■ PROVIDED RECORDS:
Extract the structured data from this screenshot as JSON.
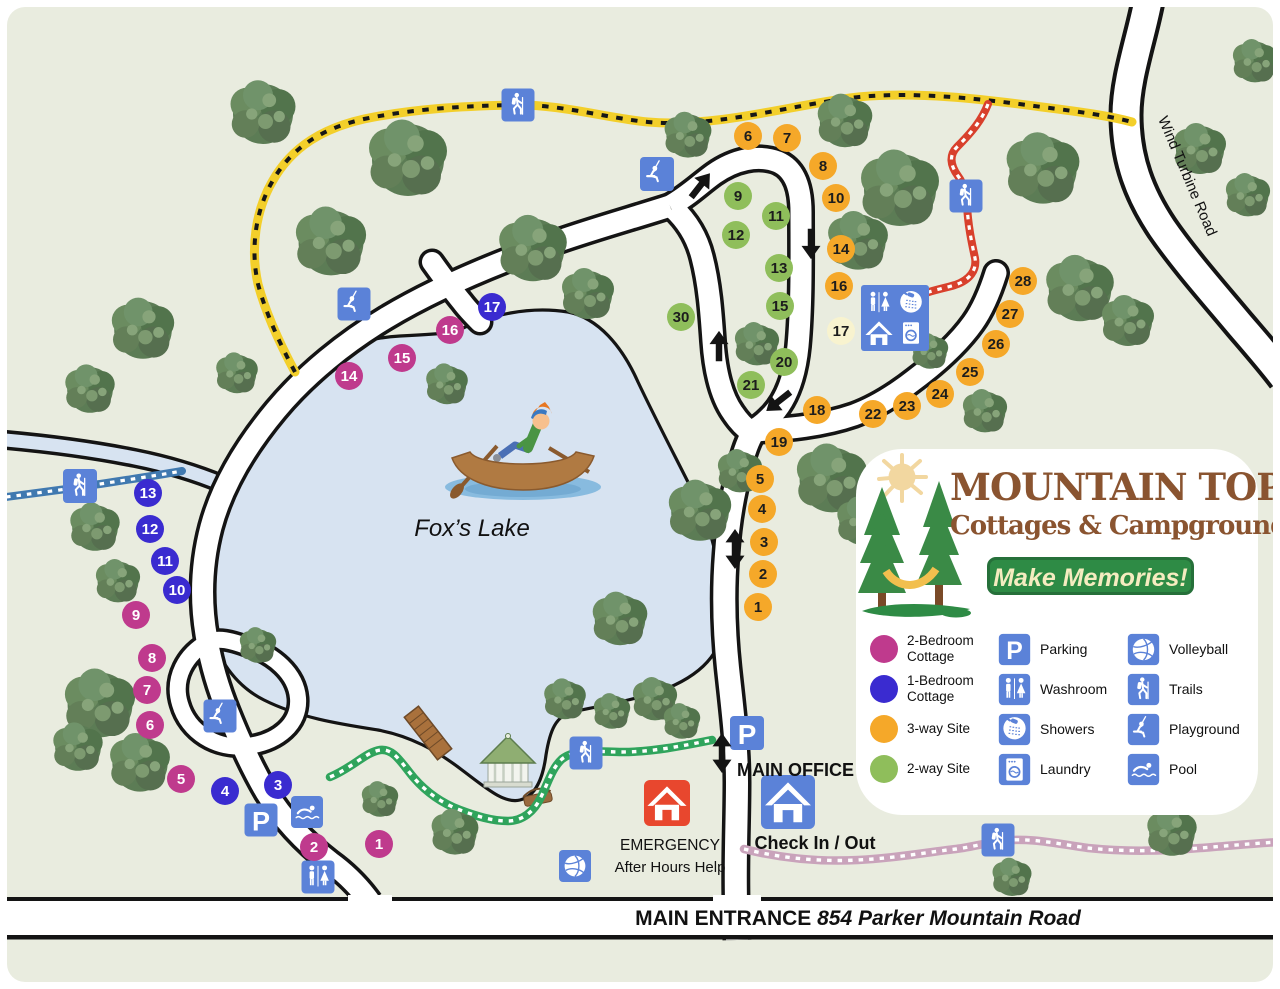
{
  "logo": {
    "title": "MOUNTAIN TOP",
    "subtitle": "Cottages & Campground",
    "tagline": "Make Memories!"
  },
  "legend": {
    "site_types": [
      {
        "key": "cottage2",
        "color": "#bf3a8d",
        "lines": [
          "2-Bedroom",
          "Cottage"
        ]
      },
      {
        "key": "cottage1",
        "color": "#3a2bd0",
        "lines": [
          "1-Bedroom",
          "Cottage"
        ]
      },
      {
        "key": "site3",
        "color": "#f5a829",
        "lines": [
          "3-way Site"
        ]
      },
      {
        "key": "site2",
        "color": "#8fbe5b",
        "lines": [
          "2-way Site"
        ]
      }
    ],
    "amenities_col1": [
      {
        "icon": "parking",
        "label": "Parking"
      },
      {
        "icon": "washroom",
        "label": "Washroom"
      },
      {
        "icon": "shower",
        "label": "Showers"
      },
      {
        "icon": "laundry",
        "label": "Laundry"
      }
    ],
    "amenities_col2": [
      {
        "icon": "volleyball",
        "label": "Volleyball"
      },
      {
        "icon": "trails",
        "label": "Trails"
      },
      {
        "icon": "playground",
        "label": "Playground"
      },
      {
        "icon": "pool",
        "label": "Pool"
      }
    ]
  },
  "labels": {
    "lake": "Fox’s Lake",
    "wind_road": "Wind Turbine Road",
    "main_office": "MAIN OFFICE",
    "check_in": "Check In / Out",
    "emergency": "EMERGENCY",
    "after_hours": "After Hours Help",
    "entrance_prefix": "MAIN ENTRANCE ",
    "entrance_address": "854 Parker Mountain Road"
  },
  "colors": {
    "bg": "#e9ecdf",
    "lake": "#d7e3f1",
    "casing": "#141414",
    "road": "#ffffff",
    "site3": "#f5a829",
    "site2": "#8fbe5b",
    "cottage2": "#bf3a8d",
    "cottage1": "#3a2bd0",
    "sitePale": "#f8f3cf",
    "sign": "#5b82d8",
    "emergency": "#e8472e",
    "trailYellow": "#f3cf2a",
    "trailRed": "#d8402c",
    "trailBlue": "#4079b0",
    "trailGreen": "#2fa45c",
    "trailPink": "#c9a3bb",
    "darkText": "#1d1d1d"
  },
  "map": {
    "roads": [
      {
        "p": "M 1150 -10 C 1144 30 1126 75 1126 115 C 1126 160 1140 195 1162 228 C 1184 260 1215 295 1240 325 C 1258 346 1272 362 1284 378",
        "w": 27,
        "cw": 35
      },
      {
        "p": "M 737 940 L 736 900 C 735 858 737 820 737 782 C 737 744 732 706 728 668 C 724 630 723 592 726 554 C 728 524 733 494 740 468 C 744 452 748 440 754 431",
        "w": 22,
        "cw": 29
      },
      {
        "p": "M 670 206 C 688 196 700 184 714 174 C 734 160 758 154 778 162 C 794 169 801 186 801 212 C 801 252 802 302 798 346 C 795 377 786 402 769 418 C 761 426 756 429 751 431",
        "w": 21,
        "cw": 28
      },
      {
        "p": "M 673 208 C 687 221 697 237 702 257 C 709 284 711 312 713 341 C 715 371 721 396 733 413 C 739 422 745 428 751 432",
        "w": 21,
        "cw": 28
      },
      {
        "p": "M 670 206 C 636 217 596 228 556 242 C 496 263 436 288 386 318 C 346 342 306 374 276 410 C 246 446 222 486 211 527 C 201 565 200 602 207 640 C 212 668 219 690 228 712 C 240 742 252 768 266 792 C 282 818 304 842 330 862 C 348 875 360 888 370 902",
        "w": 21,
        "cw": 28
      },
      {
        "p": "M 432 262 C 442 276 452 290 462 302 C 468 310 474 316 480 322",
        "w": 20,
        "cw": 27,
        "cap": "round"
      },
      {
        "p": "M 754 431 C 788 429 822 426 854 415 C 876 407 896 394 914 380 C 938 362 958 344 973 323 C 983 309 990 292 996 273",
        "w": 21,
        "cw": 28,
        "cap": "round"
      },
      {
        "p": "M 208 642 C 186 654 172 678 180 704 C 188 732 216 750 248 746 C 278 742 300 724 298 698 C 296 674 274 654 246 646 C 232 641 218 637 208 642 Z",
        "w": 16,
        "cw": 23
      }
    ],
    "stream": {
      "p": "M 6 440 C 50 444 95 450 135 458 C 170 465 198 474 222 484",
      "w": 13,
      "cw": 20
    },
    "band": {
      "y_top": 897,
      "y_bot": 935,
      "line": 4,
      "text_x": 858,
      "text_y": 925,
      "mouths": [
        [
          713,
          48
        ],
        [
          348,
          44
        ]
      ]
    },
    "trails": [
      {
        "name": "yellow-trail",
        "base": "#f3cf2a",
        "bw": 9,
        "dash": "#171717",
        "dw": 4,
        "da": "6.5 8.5",
        "p": "M 295 372 C 280 344 266 314 258 284 C 250 248 256 210 272 182 C 292 146 324 128 364 119 C 412 109 462 106 514 105 C 560 104 606 118 648 122 C 714 128 788 106 850 98 C 912 90 990 100 1042 107 C 1082 112 1110 116 1132 122"
      },
      {
        "name": "red-trail",
        "base": "#d8402c",
        "bw": 8,
        "dash": "#ffffff",
        "dw": 3.2,
        "da": "4.5 6",
        "p": "M 988 104 C 982 120 972 132 957 147 C 949 155 950 165 958 176 C 964 184 966 194 967 205 C 968 226 972 244 975 258 C 977 270 970 280 955 285 C 945 288 934 290 926 293"
      },
      {
        "name": "blue-trail",
        "base": "#4079b0",
        "bw": 8,
        "dash": "#ffffff",
        "dw": 3.2,
        "da": "4.5 6",
        "p": "M 6 497 C 30 494 52 491 74 488 C 112 482 148 477 182 471"
      },
      {
        "name": "green-trail",
        "base": "#2fa45c",
        "bw": 8.5,
        "dash": "#ffffff",
        "dw": 3.4,
        "da": "4.5 6",
        "p": "M 330 777 C 352 768 366 752 380 750 C 394 748 402 764 414 778 C 428 794 444 804 460 810 C 476 816 492 821 508 821 C 522 821 534 812 541 797 C 548 783 552 768 562 759 C 576 748 600 752 622 752 C 652 752 682 746 712 740"
      },
      {
        "name": "pink-trail",
        "base": "#c9a3bb",
        "bw": 8.5,
        "dash": "#ffffff",
        "dw": 3.4,
        "da": "4.5 6",
        "p": "M 744 849 C 780 858 820 862 858 860 C 898 858 928 852 956 849 C 972 847 986 843 1000 841 C 1030 837 1058 844 1088 848 C 1126 852 1166 851 1200 848 C 1228 846 1256 843 1280 842"
      }
    ],
    "sites": [
      {
        "n": "6",
        "x": 748,
        "y": 136,
        "t": "site3"
      },
      {
        "n": "7",
        "x": 787,
        "y": 138,
        "t": "site3"
      },
      {
        "n": "8",
        "x": 823,
        "y": 166,
        "t": "site3"
      },
      {
        "n": "10",
        "x": 836,
        "y": 198,
        "t": "site3"
      },
      {
        "n": "14",
        "x": 841,
        "y": 249,
        "t": "site3"
      },
      {
        "n": "16",
        "x": 839,
        "y": 286,
        "t": "site3"
      },
      {
        "n": "17",
        "x": 841,
        "y": 331,
        "t": "sitePale"
      },
      {
        "n": "28",
        "x": 1023,
        "y": 281,
        "t": "site3"
      },
      {
        "n": "27",
        "x": 1010,
        "y": 314,
        "t": "site3"
      },
      {
        "n": "26",
        "x": 996,
        "y": 344,
        "t": "site3"
      },
      {
        "n": "25",
        "x": 970,
        "y": 372,
        "t": "site3"
      },
      {
        "n": "24",
        "x": 940,
        "y": 394,
        "t": "site3"
      },
      {
        "n": "23",
        "x": 907,
        "y": 406,
        "t": "site3"
      },
      {
        "n": "22",
        "x": 873,
        "y": 414,
        "t": "site3"
      },
      {
        "n": "18",
        "x": 817,
        "y": 410,
        "t": "site3"
      },
      {
        "n": "19",
        "x": 779,
        "y": 442,
        "t": "site3"
      },
      {
        "n": "5",
        "x": 760,
        "y": 479,
        "t": "site3"
      },
      {
        "n": "4",
        "x": 762,
        "y": 509,
        "t": "site3"
      },
      {
        "n": "3",
        "x": 764,
        "y": 542,
        "t": "site3"
      },
      {
        "n": "2",
        "x": 763,
        "y": 574,
        "t": "site3"
      },
      {
        "n": "1",
        "x": 758,
        "y": 607,
        "t": "site3"
      },
      {
        "n": "9",
        "x": 738,
        "y": 196,
        "t": "site2"
      },
      {
        "n": "11",
        "x": 776,
        "y": 216,
        "t": "site2"
      },
      {
        "n": "12",
        "x": 736,
        "y": 235,
        "t": "site2"
      },
      {
        "n": "13",
        "x": 779,
        "y": 268,
        "t": "site2"
      },
      {
        "n": "15",
        "x": 780,
        "y": 306,
        "t": "site2"
      },
      {
        "n": "30",
        "x": 681,
        "y": 317,
        "t": "site2"
      },
      {
        "n": "20",
        "x": 784,
        "y": 362,
        "t": "site2"
      },
      {
        "n": "21",
        "x": 751,
        "y": 385,
        "t": "site2"
      },
      {
        "n": "16",
        "x": 450,
        "y": 330,
        "t": "cottage2"
      },
      {
        "n": "15",
        "x": 402,
        "y": 358,
        "t": "cottage2"
      },
      {
        "n": "14",
        "x": 349,
        "y": 376,
        "t": "cottage2"
      },
      {
        "n": "9",
        "x": 136,
        "y": 615,
        "t": "cottage2"
      },
      {
        "n": "8",
        "x": 152,
        "y": 658,
        "t": "cottage2"
      },
      {
        "n": "7",
        "x": 147,
        "y": 690,
        "t": "cottage2"
      },
      {
        "n": "6",
        "x": 150,
        "y": 725,
        "t": "cottage2"
      },
      {
        "n": "5",
        "x": 181,
        "y": 779,
        "t": "cottage2"
      },
      {
        "n": "2",
        "x": 314,
        "y": 847,
        "t": "cottage2"
      },
      {
        "n": "1",
        "x": 379,
        "y": 844,
        "t": "cottage2"
      },
      {
        "n": "17",
        "x": 492,
        "y": 307,
        "t": "cottage1"
      },
      {
        "n": "13",
        "x": 148,
        "y": 493,
        "t": "cottage1"
      },
      {
        "n": "12",
        "x": 150,
        "y": 529,
        "t": "cottage1"
      },
      {
        "n": "11",
        "x": 165,
        "y": 561,
        "t": "cottage1"
      },
      {
        "n": "10",
        "x": 177,
        "y": 590,
        "t": "cottage1"
      },
      {
        "n": "4",
        "x": 225,
        "y": 791,
        "t": "cottage1"
      },
      {
        "n": "3",
        "x": 278,
        "y": 785,
        "t": "cottage1"
      }
    ],
    "signs": [
      {
        "i": "trails",
        "x": 518,
        "y": 105,
        "s": 33
      },
      {
        "i": "trails",
        "x": 966,
        "y": 196,
        "s": 33
      },
      {
        "i": "trails",
        "x": 80,
        "y": 486,
        "s": 34
      },
      {
        "i": "trails",
        "x": 586,
        "y": 753,
        "s": 33
      },
      {
        "i": "trails",
        "x": 998,
        "y": 840,
        "s": 33
      },
      {
        "i": "playground",
        "x": 657,
        "y": 174,
        "s": 34
      },
      {
        "i": "playground",
        "x": 354,
        "y": 304,
        "s": 33
      },
      {
        "i": "playground",
        "x": 220,
        "y": 716,
        "s": 33
      },
      {
        "i": "parking",
        "x": 261,
        "y": 820,
        "s": 33
      },
      {
        "i": "parking",
        "x": 747,
        "y": 733,
        "s": 34
      },
      {
        "i": "pool",
        "x": 307,
        "y": 812,
        "s": 32
      },
      {
        "i": "washroom",
        "x": 318,
        "y": 877,
        "s": 33
      },
      {
        "i": "volleyball",
        "x": 575,
        "y": 866,
        "s": 32
      }
    ],
    "houses": [
      {
        "x": 788,
        "y": 802,
        "s": 54,
        "c": "#5b82d8",
        "name": "check-in-house-icon"
      },
      {
        "x": 667,
        "y": 803,
        "s": 46,
        "c": "#e8472e",
        "name": "emergency-house-icon"
      }
    ],
    "building": {
      "x": 861,
      "y": 285,
      "w": 68,
      "h": 66
    },
    "arrows": [
      {
        "x": 700,
        "y": 186,
        "r": 38,
        "d": 0
      },
      {
        "x": 811,
        "y": 243,
        "r": 180,
        "d": 0
      },
      {
        "x": 719,
        "y": 347,
        "r": 0,
        "d": 0
      },
      {
        "x": 779,
        "y": 401,
        "r": 232,
        "d": 0
      },
      {
        "x": 735,
        "y": 549,
        "r": 0,
        "d": 1
      },
      {
        "x": 722,
        "y": 753,
        "r": 0,
        "d": 1
      }
    ],
    "trees": [
      [
        263,
        114,
        1.25
      ],
      [
        408,
        160,
        1.5
      ],
      [
        331,
        243,
        1.35
      ],
      [
        143,
        330,
        1.2
      ],
      [
        90,
        390,
        0.95
      ],
      [
        237,
        374,
        0.8
      ],
      [
        533,
        250,
        1.3
      ],
      [
        588,
        295,
        1.0
      ],
      [
        688,
        136,
        0.9
      ],
      [
        845,
        122,
        1.05
      ],
      [
        900,
        190,
        1.5
      ],
      [
        858,
        242,
        1.15
      ],
      [
        1043,
        170,
        1.4
      ],
      [
        1200,
        150,
        1.0
      ],
      [
        1248,
        196,
        0.85
      ],
      [
        1255,
        62,
        0.85
      ],
      [
        1080,
        290,
        1.3
      ],
      [
        1128,
        322,
        1.0
      ],
      [
        985,
        412,
        0.85
      ],
      [
        447,
        385,
        0.8
      ],
      [
        95,
        528,
        0.95
      ],
      [
        118,
        582,
        0.85
      ],
      [
        100,
        705,
        1.35
      ],
      [
        140,
        764,
        1.15
      ],
      [
        78,
        748,
        0.95
      ],
      [
        258,
        646,
        0.7
      ],
      [
        620,
        620,
        1.05
      ],
      [
        655,
        700,
        0.85
      ],
      [
        700,
        512,
        1.2
      ],
      [
        740,
        472,
        0.85
      ],
      [
        832,
        480,
        1.35
      ],
      [
        862,
        522,
        0.95
      ],
      [
        757,
        345,
        0.85
      ],
      [
        930,
        352,
        0.7
      ],
      [
        565,
        700,
        0.8
      ],
      [
        612,
        712,
        0.7
      ],
      [
        682,
        722,
        0.7
      ],
      [
        380,
        800,
        0.7
      ],
      [
        455,
        833,
        0.9
      ],
      [
        1012,
        878,
        0.75
      ],
      [
        1172,
        833,
        0.95
      ]
    ],
    "text_labels": [
      {
        "key": "lake",
        "x": 472,
        "y": 536,
        "size": 24,
        "style": "italic",
        "weight": "normal",
        "anchor": "middle",
        "rot": 0,
        "name": "lake-label"
      },
      {
        "key": "wind_road",
        "x": 1183,
        "y": 178,
        "size": 15,
        "style": "normal",
        "weight": "normal",
        "anchor": "middle",
        "rot": 67,
        "name": "wind-turbine-road-label"
      },
      {
        "key": "main_office",
        "x": 737,
        "y": 776,
        "size": 18,
        "style": "normal",
        "weight": "bold",
        "anchor": "start",
        "rot": 0,
        "name": "main-office-label"
      },
      {
        "key": "check_in",
        "x": 815,
        "y": 849,
        "size": 18,
        "style": "normal",
        "weight": "bold",
        "anchor": "middle",
        "rot": 0,
        "name": "check-in-out-label"
      },
      {
        "key": "emergency",
        "x": 670,
        "y": 850,
        "size": 15.5,
        "style": "normal",
        "weight": "normal",
        "anchor": "middle",
        "rot": 0,
        "name": "emergency-label"
      },
      {
        "key": "after_hours",
        "x": 670,
        "y": 872,
        "size": 15,
        "style": "normal",
        "weight": "normal",
        "anchor": "middle",
        "rot": 0,
        "name": "after-hours-label"
      }
    ]
  }
}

■ GIVEN REQUEST:
Return all lines containing the word "base".

■ WRITTEN RESPONSE:
        "base": "#f3cf2a",
        "base": "#d8402c",
        "base": "#4079b0",
        "base": "#2fa45c",
        "base": "#c9a3bb",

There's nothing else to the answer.